*Prompt*:
Go through the entries one line at a time, and gather every line that has the word "Авто".

*Records supplied*:
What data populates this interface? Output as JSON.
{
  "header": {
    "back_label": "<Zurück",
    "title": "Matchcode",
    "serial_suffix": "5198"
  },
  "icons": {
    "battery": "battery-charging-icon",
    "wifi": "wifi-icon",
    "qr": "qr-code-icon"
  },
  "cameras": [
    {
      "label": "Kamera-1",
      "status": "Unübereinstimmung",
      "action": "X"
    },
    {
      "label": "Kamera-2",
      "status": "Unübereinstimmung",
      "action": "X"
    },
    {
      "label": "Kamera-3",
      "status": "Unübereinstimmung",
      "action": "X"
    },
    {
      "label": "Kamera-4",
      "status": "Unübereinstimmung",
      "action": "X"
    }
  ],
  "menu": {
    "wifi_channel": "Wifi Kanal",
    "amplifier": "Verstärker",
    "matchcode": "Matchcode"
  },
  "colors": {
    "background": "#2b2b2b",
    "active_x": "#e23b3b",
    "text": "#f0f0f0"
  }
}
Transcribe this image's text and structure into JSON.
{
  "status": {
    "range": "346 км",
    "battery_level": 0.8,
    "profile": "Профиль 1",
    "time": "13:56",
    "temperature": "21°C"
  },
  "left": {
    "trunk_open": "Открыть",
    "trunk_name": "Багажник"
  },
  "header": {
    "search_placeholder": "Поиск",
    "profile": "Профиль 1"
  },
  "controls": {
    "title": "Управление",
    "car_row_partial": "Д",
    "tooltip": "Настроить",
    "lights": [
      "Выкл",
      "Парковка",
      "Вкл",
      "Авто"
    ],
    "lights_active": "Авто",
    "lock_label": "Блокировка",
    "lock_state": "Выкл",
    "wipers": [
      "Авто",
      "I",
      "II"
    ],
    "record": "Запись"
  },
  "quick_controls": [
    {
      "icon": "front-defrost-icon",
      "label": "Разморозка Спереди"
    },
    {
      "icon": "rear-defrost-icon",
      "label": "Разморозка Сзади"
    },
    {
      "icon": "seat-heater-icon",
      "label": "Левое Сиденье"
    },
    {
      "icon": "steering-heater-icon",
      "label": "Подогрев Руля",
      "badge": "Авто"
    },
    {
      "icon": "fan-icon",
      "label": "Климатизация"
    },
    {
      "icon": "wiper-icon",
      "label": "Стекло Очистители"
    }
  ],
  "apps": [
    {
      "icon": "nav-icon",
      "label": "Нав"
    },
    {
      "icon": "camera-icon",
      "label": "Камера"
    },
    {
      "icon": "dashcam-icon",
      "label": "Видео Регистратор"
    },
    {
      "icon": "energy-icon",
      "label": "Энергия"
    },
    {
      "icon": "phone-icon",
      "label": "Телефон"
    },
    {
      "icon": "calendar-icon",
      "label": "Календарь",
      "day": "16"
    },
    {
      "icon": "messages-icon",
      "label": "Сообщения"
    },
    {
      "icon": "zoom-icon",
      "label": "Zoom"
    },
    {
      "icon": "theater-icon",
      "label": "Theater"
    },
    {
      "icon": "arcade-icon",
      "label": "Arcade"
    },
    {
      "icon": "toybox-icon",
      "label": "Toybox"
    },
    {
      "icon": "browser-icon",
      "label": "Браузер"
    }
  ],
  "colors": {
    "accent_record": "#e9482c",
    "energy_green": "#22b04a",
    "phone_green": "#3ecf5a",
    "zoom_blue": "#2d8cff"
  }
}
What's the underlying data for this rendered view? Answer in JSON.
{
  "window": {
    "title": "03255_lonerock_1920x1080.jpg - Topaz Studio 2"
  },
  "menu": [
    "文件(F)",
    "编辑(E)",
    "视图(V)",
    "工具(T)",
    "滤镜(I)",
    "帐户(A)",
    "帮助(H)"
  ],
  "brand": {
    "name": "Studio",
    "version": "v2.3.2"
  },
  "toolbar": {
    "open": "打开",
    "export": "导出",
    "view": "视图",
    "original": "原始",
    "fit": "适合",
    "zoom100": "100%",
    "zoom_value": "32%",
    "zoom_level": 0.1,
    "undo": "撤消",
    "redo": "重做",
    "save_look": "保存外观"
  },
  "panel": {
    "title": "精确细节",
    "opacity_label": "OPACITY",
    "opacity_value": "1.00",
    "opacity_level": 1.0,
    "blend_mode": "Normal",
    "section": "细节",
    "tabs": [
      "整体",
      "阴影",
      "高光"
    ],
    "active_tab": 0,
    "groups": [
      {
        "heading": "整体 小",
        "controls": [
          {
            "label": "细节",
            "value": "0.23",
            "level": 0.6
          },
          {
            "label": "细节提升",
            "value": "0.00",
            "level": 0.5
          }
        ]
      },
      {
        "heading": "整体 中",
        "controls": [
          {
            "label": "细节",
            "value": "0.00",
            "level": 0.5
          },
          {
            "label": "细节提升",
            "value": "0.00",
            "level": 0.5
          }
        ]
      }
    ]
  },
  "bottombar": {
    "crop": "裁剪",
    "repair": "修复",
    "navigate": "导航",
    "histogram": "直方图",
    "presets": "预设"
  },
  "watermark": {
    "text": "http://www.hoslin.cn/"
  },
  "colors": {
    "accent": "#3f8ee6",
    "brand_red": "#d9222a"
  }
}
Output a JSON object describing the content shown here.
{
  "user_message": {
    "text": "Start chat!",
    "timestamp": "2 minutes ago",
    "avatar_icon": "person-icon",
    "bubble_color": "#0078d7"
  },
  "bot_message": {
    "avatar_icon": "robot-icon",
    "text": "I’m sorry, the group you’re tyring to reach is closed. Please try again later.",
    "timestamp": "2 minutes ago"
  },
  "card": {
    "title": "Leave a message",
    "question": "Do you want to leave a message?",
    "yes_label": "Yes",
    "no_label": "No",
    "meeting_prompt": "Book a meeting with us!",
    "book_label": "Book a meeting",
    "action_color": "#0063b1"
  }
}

*Exercise output*:
      "Авто"
    "lights_active": "Авто",
      "Авто",
      "badge": "Авто"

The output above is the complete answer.